WHAT IS ASKED
Reproduce all records exactly.

============

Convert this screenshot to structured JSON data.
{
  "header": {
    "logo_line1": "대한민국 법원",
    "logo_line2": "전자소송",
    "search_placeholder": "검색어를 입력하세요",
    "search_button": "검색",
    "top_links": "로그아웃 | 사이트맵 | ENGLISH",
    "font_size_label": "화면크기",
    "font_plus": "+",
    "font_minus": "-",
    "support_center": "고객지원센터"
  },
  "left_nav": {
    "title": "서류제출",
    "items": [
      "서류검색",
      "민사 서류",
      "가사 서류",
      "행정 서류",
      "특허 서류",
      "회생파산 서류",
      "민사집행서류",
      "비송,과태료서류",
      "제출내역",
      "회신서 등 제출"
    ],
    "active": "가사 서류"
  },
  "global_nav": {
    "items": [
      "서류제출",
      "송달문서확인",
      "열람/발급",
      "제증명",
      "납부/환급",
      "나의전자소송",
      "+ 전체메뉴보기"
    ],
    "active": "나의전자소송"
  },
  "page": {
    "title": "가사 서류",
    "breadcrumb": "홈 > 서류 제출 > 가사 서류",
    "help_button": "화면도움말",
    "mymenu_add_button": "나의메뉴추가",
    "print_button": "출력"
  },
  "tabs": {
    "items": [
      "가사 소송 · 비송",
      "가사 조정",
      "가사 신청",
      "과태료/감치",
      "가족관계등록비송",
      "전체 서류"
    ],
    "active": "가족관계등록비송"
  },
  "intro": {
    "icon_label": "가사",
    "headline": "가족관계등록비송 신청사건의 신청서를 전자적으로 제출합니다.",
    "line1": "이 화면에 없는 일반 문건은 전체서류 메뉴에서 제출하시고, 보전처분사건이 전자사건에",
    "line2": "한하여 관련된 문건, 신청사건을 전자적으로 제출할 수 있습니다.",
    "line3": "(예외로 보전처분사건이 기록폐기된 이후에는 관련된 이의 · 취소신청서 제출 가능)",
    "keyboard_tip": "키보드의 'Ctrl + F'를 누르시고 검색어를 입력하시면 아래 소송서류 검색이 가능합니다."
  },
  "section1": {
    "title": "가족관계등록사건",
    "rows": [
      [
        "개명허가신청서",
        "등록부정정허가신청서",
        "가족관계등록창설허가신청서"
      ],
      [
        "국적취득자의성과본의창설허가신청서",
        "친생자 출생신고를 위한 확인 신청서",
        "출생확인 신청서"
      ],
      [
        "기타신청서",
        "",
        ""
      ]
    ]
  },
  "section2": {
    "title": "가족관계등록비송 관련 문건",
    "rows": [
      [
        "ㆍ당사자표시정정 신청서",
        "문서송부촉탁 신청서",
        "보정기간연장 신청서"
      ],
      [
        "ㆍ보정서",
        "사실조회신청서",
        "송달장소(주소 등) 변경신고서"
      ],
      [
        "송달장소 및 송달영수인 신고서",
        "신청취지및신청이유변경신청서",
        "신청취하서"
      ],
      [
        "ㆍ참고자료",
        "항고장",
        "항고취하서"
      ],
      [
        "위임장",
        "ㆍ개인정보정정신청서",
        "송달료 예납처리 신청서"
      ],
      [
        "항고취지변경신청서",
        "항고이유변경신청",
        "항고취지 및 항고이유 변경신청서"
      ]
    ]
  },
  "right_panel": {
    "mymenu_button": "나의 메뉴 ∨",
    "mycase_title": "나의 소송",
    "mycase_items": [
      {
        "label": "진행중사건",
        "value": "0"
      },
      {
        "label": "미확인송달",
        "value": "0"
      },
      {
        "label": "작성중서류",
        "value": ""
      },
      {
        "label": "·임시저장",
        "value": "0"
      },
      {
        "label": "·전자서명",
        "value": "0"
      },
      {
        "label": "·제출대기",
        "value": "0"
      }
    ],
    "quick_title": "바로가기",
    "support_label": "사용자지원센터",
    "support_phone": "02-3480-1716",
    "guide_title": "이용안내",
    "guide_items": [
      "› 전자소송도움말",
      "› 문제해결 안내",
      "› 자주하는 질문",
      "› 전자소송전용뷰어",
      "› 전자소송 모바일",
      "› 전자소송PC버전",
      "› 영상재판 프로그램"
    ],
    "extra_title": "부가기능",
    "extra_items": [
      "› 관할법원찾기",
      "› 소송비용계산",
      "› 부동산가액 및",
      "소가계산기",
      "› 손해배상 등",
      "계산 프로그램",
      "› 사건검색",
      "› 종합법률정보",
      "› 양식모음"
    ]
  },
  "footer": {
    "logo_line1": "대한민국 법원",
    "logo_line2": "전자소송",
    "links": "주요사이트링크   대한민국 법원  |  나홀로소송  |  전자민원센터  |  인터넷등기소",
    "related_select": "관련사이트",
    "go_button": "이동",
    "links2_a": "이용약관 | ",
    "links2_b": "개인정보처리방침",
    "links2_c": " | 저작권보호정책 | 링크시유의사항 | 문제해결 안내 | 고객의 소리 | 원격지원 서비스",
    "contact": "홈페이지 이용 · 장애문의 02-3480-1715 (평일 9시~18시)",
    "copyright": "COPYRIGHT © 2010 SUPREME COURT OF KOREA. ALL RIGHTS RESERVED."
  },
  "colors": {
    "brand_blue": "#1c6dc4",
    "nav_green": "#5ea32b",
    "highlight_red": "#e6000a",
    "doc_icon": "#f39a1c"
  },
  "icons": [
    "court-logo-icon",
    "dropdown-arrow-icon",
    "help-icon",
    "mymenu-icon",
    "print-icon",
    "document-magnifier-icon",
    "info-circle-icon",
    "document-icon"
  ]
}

============

EXERCISE RESPONSE
Convert this screenshot to structured JSON data.
{
  "header": {
    "logo_line1": "대한민국 법원",
    "logo_line2": "전자소송",
    "search_placeholder": "검색어를 입력하세요",
    "search_button": "검색",
    "top_links": "로그아웃 | 사이트맵 | ENGLISH",
    "font_size_label": "화면크기",
    "font_plus": "+",
    "font_minus": "-",
    "support_center": "고객지원센터"
  },
  "left_nav": {
    "title": "서류제출",
    "items": [
      "서류검색",
      "민사 서류",
      "가사 서류",
      "행정 서류",
      "특허 서류",
      "회생파산 서류",
      "민사집행서류",
      "비송,과태료서류",
      "제출내역",
      "회신서 등 제출"
    ],
    "active": "가사 서류"
  },
  "global_nav": {
    "items": [
      "서류제출",
      "송달문서확인",
      "열람/발급",
      "제증명",
      "납부/환급",
      "나의전자소송",
      "+ 전체메뉴보기"
    ],
    "active": "나의전자소송"
  },
  "page": {
    "title": "가사 서류",
    "breadcrumb": "홈 > 서류 제출 > 가사 서류",
    "help_button": "화면도움말",
    "mymenu_add_button": "나의메뉴추가",
    "print_button": "출력"
  },
  "tabs": {
    "items": [
      "가사 소송 · 비송",
      "가사 조정",
      "가사 신청",
      "과태료/감치",
      "가족관계등록비송",
      "전체 서류"
    ],
    "active": "가족관계등록비송"
  },
  "intro": {
    "icon_label": "가사",
    "headline": "가족관계등록비송 신청사건의 신청서를 전자적으로 제출합니다.",
    "line1": "이 화면에 없는 일반 문건은 전체서류 메뉴에서 제출하시고, 보전처분사건이 전자사건에",
    "line2": "한하여 관련된 문건, 신청사건을 전자적으로 제출할 수 있습니다.",
    "line3": "(예외로 보전처분사건이 기록폐기된 이후에는 관련된 이의 · 취소신청서 제출 가능)",
    "keyboard_tip": "키보드의 'Ctrl + F'를 누르시고 검색어를 입력하시면 아래 소송서류 검색이 가능합니다."
  },
  "section1": {
    "title": "가족관계등록사건",
    "rows": [
      [
        "개명허가신청서",
        "등록부정정허가신청서",
        "가족관계등록창설허가신청서"
      ],
      [
        "국적취득자의성과본의창설허가신청서",
        "친생자 출생신고를 위한 확인 신청서",
        "출생확인 신청서"
      ],
      [
        "기타신청서",
        "",
        ""
      ]
    ]
  },
  "section2": {
    "title": "가족관계등록비송 관련 문건",
    "rows": [
      [
        "ㆍ당사자표시정정 신청서",
        "문서송부촉탁 신청서",
        "보정기간연장 신청서"
      ],
      [
        "ㆍ보정서",
        "사실조회신청서",
        "송달장소(주소 등) 변경신고서"
      ],
      [
        "송달장소 및 송달영수인 신고서",
        "신청취지및신청이유변경신청서",
        "신청취하서"
      ],
      [
        "ㆍ참고자료",
        "항고장",
        "항고취하서"
      ],
      [
        "위임장",
        "ㆍ개인정보정정신청서",
        "송달료 예납처리 신청서"
      ],
      [
        "항고취지변경신청서",
        "항고이유변경신청",
        "항고취지 및 항고이유 변경신청서"
      ]
    ]
  },
  "right_panel": {
    "mymenu_button": "나의 메뉴 ∨",
    "mycase_title": "나의 소송",
    "mycase_items": [
      {
        "label": "진행중사건",
        "value": "0"
      },
      {
        "label": "미확인송달",
        "value": "0"
      },
      {
        "label": "작성중서류",
        "value": ""
      },
      {
        "label": "·임시저장",
        "value": "0"
      },
      {
        "label": "·전자서명",
        "value": "0"
      },
      {
        "label": "·제출대기",
        "value": "0"
      }
    ],
    "quick_title": "바로가기",
    "support_label": "사용자지원센터",
    "support_phone": "02-3480-1716",
    "guide_title": "이용안내",
    "guide_items": [
      "› 전자소송도움말",
      "› 문제해결 안내",
      "› 자주하는 질문",
      "› 전자소송전용뷰어",
      "› 전자소송 모바일",
      "› 전자소송PC버전",
      "› 영상재판 프로그램"
    ],
    "extra_title": "부가기능",
    "extra_items": [
      "› 관할법원찾기",
      "› 소송비용계산",
      "› 부동산가액 및",
      "소가계산기",
      "› 손해배상 등",
      "계산 프로그램",
      "› 사건검색",
      "› 종합법률정보",
      "› 양식모음"
    ]
  },
  "footer": {
    "logo_line1": "대한민국 법원",
    "logo_line2": "전자소송",
    "links": "주요사이트링크   대한민국 법원  |  나홀로소송  |  전자민원센터  |  인터넷등기소",
    "related_select": "관련사이트",
    "go_button": "이동",
    "links2_a": "이용약관 | ",
    "links2_b": "개인정보처리방침",
    "links2_c": " | 저작권보호정책 | 링크시유의사항 | 문제해결 안내 | 고객의 소리 | 원격지원 서비스",
    "contact": "홈페이지 이용 · 장애문의 02-3480-1715 (평일 9시~18시)",
    "copyright": "COPYRIGHT © 2010 SUPREME COURT OF KOREA. ALL RIGHTS RESERVED."
  },
  "colors": {
    "brand_blue": "#1c6dc4",
    "nav_green": "#5ea32b",
    "highlight_red": "#e6000a",
    "doc_icon": "#f39a1c"
  },
  "icons": [
    "court-logo-icon",
    "dropdown-arrow-icon",
    "help-icon",
    "mymenu-icon",
    "print-icon",
    "document-magnifier-icon",
    "info-circle-icon",
    "document-icon"
  ]
}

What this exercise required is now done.